Dataset items

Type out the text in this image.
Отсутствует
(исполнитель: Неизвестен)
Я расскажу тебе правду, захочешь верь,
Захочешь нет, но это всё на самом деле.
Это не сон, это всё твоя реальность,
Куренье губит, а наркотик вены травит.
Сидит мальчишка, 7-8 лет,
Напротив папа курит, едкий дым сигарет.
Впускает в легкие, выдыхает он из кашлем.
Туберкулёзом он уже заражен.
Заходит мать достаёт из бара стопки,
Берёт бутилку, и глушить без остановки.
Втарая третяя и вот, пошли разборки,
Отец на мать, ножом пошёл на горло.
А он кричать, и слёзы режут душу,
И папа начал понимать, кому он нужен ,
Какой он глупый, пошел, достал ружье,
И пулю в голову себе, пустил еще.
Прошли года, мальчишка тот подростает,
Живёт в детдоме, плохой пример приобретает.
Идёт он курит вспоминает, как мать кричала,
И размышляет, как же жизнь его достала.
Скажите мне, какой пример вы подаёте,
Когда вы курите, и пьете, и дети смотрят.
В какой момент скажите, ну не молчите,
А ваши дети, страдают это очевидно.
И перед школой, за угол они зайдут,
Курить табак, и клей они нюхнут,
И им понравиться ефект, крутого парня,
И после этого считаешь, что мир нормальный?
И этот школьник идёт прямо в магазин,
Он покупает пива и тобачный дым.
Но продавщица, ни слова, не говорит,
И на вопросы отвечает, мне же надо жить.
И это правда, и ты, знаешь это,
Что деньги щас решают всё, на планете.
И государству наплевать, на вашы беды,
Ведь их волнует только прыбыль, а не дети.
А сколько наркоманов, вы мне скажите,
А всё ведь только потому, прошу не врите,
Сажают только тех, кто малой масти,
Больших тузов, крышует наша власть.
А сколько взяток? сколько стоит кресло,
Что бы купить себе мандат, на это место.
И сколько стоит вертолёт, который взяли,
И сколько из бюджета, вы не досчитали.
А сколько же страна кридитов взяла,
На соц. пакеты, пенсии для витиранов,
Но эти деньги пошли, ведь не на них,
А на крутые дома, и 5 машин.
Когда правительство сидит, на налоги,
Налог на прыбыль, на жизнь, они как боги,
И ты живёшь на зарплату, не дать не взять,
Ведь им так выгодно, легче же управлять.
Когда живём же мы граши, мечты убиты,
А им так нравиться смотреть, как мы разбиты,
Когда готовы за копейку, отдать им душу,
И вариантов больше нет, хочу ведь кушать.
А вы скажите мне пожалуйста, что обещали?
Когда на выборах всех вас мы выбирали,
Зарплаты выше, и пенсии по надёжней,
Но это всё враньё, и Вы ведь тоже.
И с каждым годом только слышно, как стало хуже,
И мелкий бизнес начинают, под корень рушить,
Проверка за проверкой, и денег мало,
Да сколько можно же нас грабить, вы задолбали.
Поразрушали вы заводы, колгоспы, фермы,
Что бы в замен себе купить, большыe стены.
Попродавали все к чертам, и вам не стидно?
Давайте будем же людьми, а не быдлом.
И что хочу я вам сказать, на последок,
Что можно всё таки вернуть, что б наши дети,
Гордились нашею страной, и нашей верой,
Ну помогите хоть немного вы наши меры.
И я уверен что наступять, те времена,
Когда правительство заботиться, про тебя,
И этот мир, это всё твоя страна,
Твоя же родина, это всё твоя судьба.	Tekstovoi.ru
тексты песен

Written problem: Copy out every line from the records that has the word "прыбыль".

Solution to this exercise:
Ведь их волнует только прыбыль, а не дети.
Налог на прыбыль, на жизнь, они как боги,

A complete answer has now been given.